→ Problem to work on:
Copy the entries from the line with "product-thumbnail[interactable] [27, 141, 121, 264]" to the line with "pane-menu-icon[interactable]: ☰ [1817, 87, 1827, 101]", replacing "Smart Content" with "Smart Assets" and leaving everything else unchanged.

→ Records to process:
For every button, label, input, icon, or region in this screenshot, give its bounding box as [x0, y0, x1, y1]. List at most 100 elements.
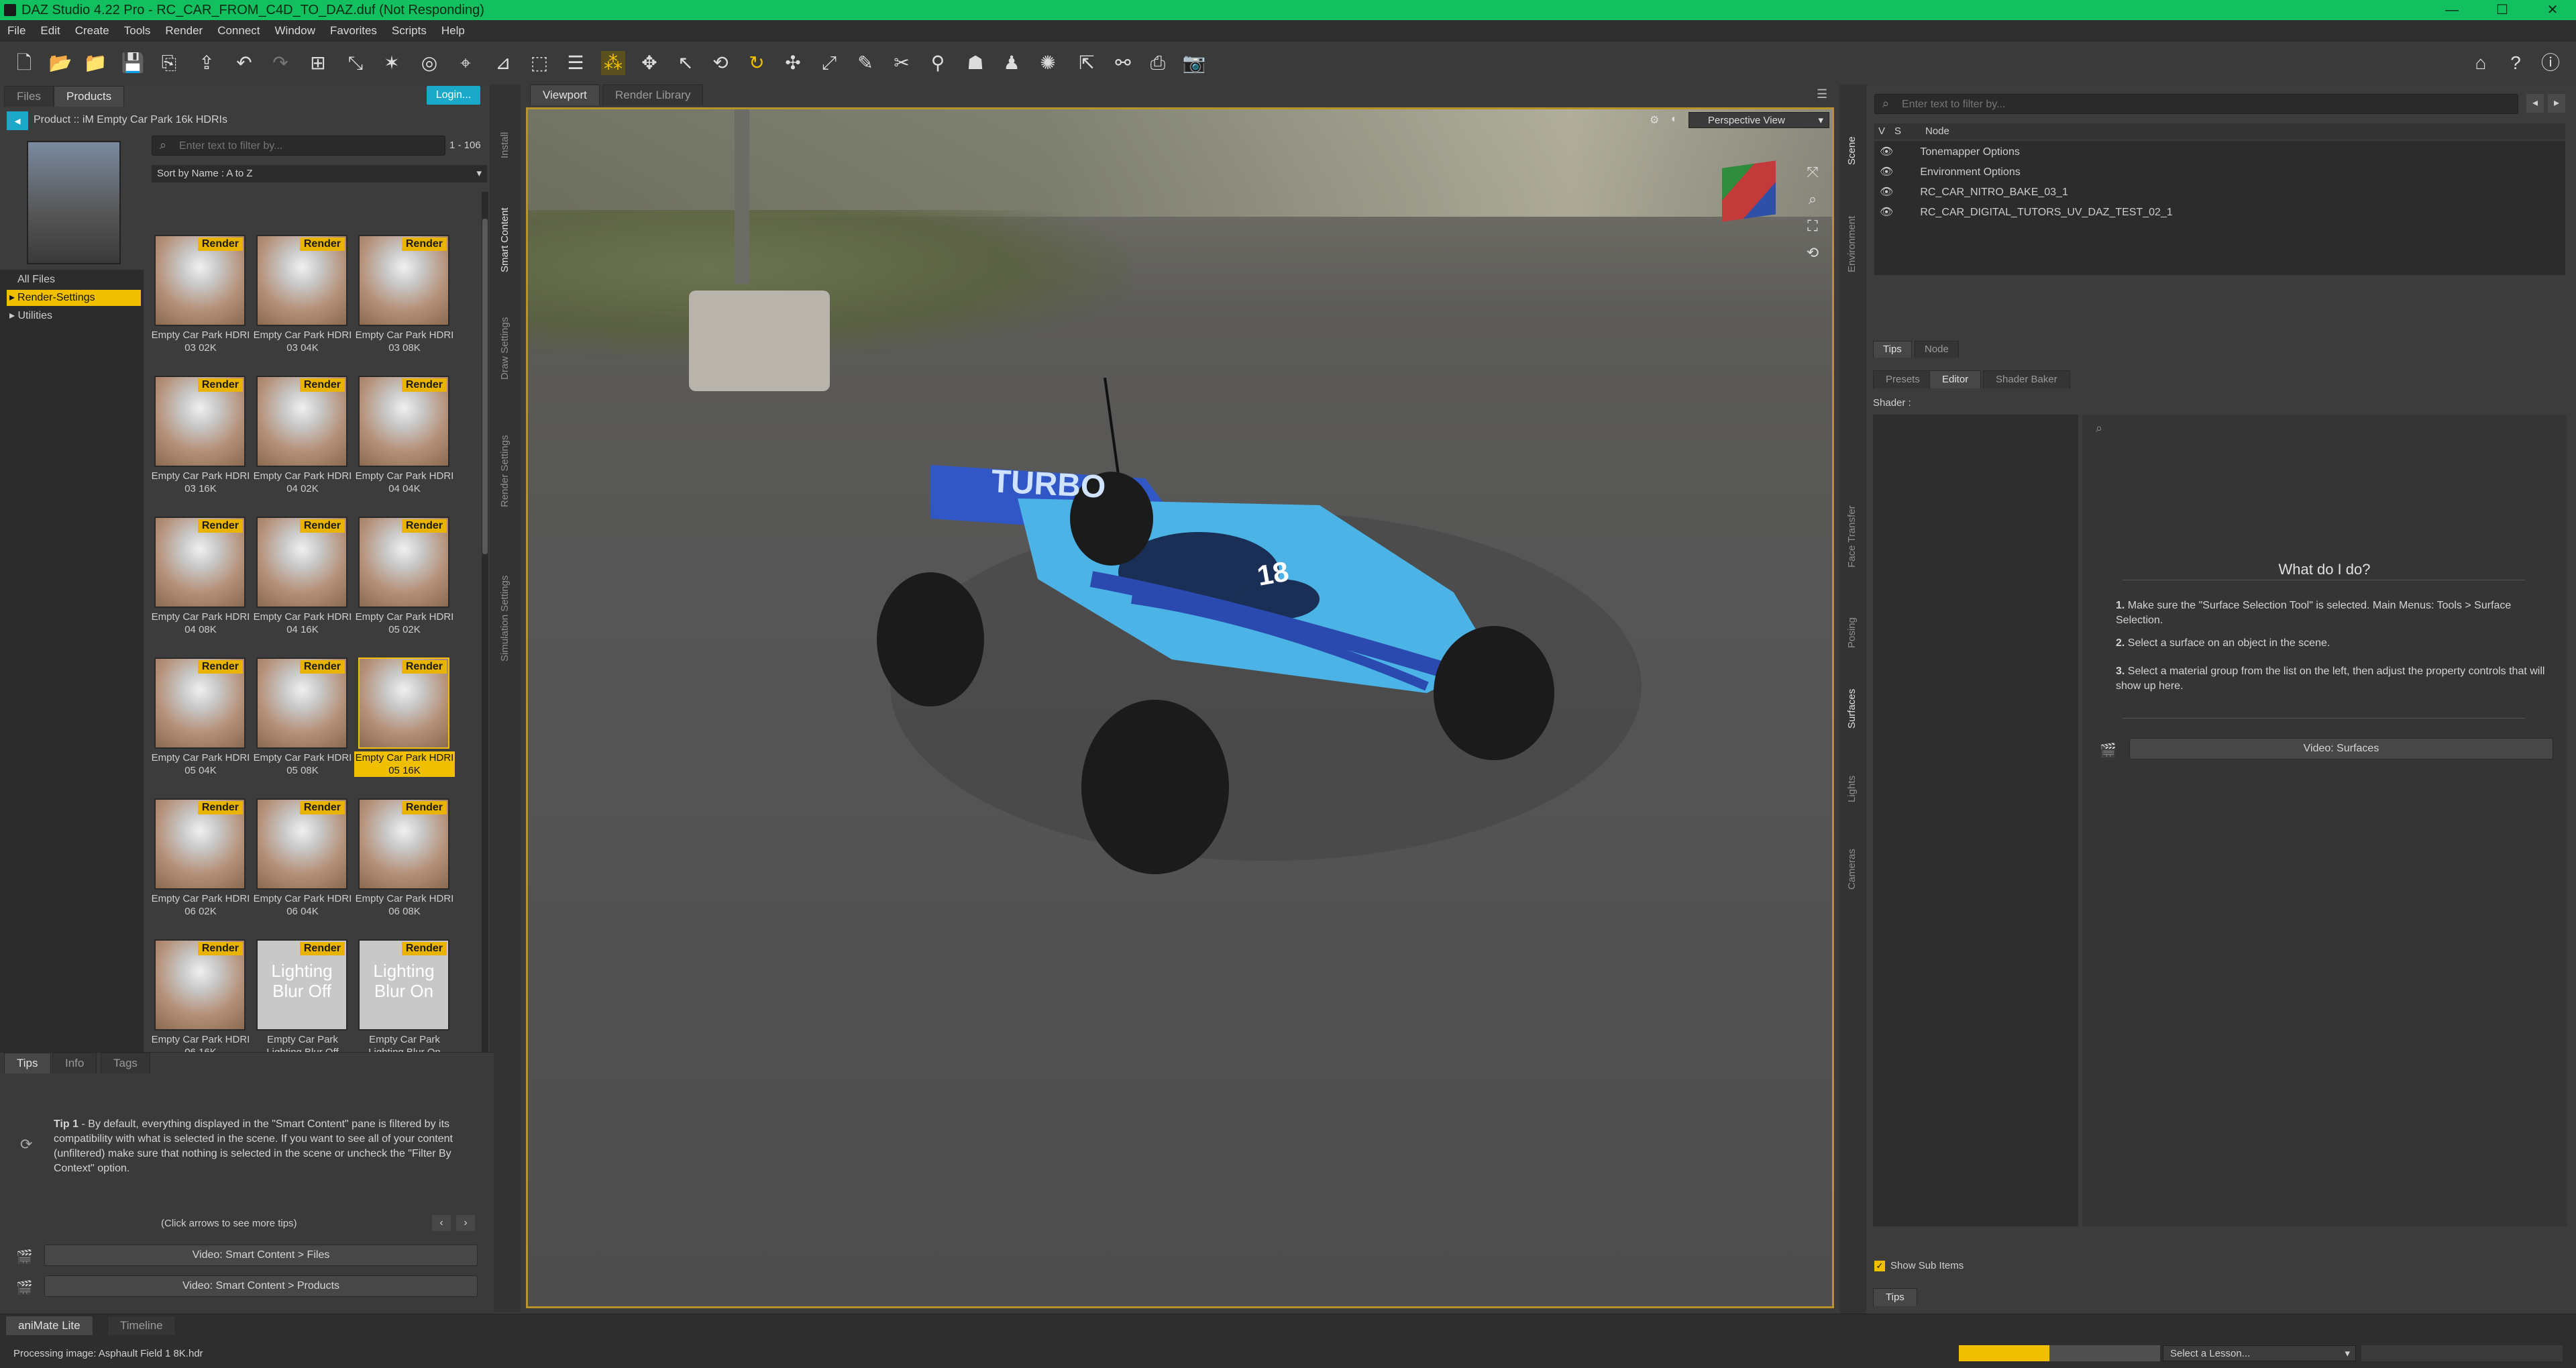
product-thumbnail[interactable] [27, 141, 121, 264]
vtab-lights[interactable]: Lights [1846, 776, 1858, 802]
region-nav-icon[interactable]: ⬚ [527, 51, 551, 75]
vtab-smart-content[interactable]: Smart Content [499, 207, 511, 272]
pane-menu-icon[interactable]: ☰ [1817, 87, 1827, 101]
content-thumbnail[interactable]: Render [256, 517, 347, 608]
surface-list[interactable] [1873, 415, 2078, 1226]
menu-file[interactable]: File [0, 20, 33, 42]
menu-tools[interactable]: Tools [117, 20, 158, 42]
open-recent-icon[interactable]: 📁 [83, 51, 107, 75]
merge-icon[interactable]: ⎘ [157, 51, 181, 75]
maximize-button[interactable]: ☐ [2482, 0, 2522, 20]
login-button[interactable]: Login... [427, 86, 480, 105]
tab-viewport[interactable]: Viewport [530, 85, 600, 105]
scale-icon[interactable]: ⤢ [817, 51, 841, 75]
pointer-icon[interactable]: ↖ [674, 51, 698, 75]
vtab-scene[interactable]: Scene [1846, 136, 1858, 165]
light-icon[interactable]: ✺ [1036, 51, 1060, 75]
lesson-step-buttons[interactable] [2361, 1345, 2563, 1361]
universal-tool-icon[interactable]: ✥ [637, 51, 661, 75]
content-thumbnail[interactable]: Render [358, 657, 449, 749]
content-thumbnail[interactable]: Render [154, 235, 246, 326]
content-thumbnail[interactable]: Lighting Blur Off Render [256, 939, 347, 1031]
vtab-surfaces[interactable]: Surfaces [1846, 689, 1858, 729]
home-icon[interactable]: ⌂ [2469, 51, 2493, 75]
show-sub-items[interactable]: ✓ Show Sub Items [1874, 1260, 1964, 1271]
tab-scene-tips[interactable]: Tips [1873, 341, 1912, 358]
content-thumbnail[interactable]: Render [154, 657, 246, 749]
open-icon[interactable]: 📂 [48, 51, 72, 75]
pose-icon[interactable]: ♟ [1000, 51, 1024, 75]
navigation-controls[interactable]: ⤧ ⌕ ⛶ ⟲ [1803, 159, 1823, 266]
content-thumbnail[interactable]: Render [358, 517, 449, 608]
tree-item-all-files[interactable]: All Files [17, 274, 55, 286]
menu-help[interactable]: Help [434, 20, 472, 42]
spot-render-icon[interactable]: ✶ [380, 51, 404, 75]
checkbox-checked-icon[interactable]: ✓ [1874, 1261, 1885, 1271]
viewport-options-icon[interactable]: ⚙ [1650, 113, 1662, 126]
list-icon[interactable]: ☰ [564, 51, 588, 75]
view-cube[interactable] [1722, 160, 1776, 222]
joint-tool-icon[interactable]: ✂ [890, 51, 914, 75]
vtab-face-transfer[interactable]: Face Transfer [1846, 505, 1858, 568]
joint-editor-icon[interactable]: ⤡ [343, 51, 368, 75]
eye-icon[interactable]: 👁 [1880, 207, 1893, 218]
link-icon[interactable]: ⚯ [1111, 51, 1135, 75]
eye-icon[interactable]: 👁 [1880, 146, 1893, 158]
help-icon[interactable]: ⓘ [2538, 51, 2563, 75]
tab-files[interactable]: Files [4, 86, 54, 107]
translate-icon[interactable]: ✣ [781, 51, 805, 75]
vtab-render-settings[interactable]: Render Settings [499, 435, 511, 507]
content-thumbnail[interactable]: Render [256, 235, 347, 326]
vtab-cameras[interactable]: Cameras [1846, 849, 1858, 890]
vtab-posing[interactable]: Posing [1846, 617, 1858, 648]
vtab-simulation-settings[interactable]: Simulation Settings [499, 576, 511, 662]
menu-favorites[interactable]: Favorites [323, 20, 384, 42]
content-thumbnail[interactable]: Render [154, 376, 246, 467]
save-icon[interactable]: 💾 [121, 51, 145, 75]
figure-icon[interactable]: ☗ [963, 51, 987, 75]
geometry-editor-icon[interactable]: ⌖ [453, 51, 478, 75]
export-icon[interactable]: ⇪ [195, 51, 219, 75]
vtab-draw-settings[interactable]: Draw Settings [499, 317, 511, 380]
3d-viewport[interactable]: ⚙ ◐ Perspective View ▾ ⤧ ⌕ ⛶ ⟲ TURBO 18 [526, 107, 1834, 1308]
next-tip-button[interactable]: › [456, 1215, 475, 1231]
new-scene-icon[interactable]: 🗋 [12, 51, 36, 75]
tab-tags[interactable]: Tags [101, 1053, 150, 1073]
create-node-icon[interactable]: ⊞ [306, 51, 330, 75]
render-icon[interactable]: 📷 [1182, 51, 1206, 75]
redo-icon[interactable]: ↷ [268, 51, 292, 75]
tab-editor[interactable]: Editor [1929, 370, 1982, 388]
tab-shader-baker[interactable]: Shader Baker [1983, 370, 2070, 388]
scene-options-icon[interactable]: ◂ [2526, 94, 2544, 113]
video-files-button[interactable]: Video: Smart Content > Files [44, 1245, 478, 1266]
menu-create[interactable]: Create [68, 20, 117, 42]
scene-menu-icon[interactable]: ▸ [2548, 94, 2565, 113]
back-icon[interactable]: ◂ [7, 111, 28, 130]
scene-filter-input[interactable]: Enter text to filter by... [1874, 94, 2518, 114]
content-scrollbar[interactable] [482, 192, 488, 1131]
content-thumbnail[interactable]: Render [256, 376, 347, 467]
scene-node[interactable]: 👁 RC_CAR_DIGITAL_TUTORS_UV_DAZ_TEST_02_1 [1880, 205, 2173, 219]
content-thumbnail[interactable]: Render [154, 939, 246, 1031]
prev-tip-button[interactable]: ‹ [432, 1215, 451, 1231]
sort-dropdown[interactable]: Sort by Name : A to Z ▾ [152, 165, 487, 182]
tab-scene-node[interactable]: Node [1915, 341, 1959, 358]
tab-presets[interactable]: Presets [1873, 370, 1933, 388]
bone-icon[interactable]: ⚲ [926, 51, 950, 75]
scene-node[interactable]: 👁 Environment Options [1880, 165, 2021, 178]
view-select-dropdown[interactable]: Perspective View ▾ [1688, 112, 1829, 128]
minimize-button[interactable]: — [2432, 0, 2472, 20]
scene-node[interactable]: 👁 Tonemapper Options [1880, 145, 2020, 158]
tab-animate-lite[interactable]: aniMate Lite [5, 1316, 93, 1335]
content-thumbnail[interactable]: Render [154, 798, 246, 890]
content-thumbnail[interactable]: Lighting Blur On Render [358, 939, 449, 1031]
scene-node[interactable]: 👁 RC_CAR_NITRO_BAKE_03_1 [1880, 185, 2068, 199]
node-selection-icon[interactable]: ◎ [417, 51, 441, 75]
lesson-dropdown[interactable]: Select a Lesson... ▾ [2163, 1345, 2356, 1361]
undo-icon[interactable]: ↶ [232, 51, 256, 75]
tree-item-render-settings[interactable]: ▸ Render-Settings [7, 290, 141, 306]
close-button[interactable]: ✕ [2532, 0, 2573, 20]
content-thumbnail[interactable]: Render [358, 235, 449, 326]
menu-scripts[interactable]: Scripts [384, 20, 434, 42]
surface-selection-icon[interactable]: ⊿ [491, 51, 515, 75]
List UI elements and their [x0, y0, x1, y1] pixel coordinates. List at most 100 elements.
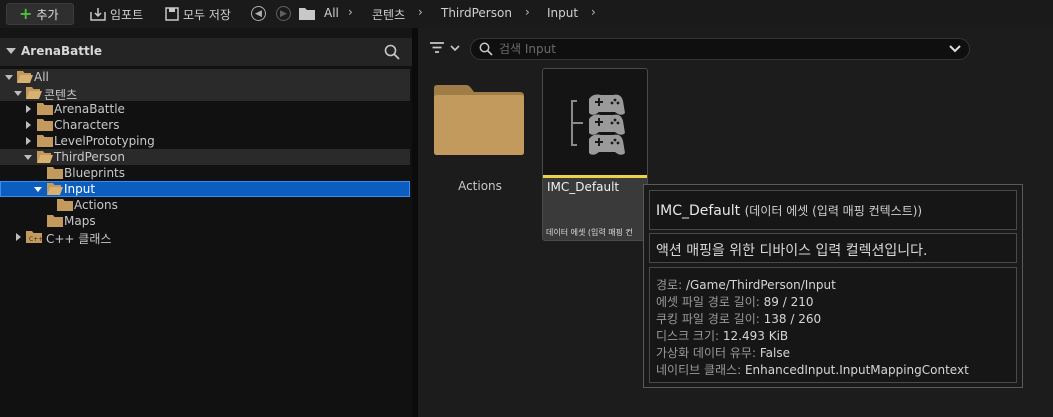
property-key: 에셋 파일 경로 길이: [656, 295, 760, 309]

→ The answer:
product-thumbnail[interactable] [27, 141, 121, 264]
vtab-lights[interactable]: Lights [1846, 776, 1858, 802]
region-nav-icon[interactable]: ⬚ [527, 51, 551, 75]
vtab-smart-content[interactable]: Smart Assets [499, 207, 511, 272]
pane-menu-icon[interactable]: ☰ [1817, 87, 1827, 101]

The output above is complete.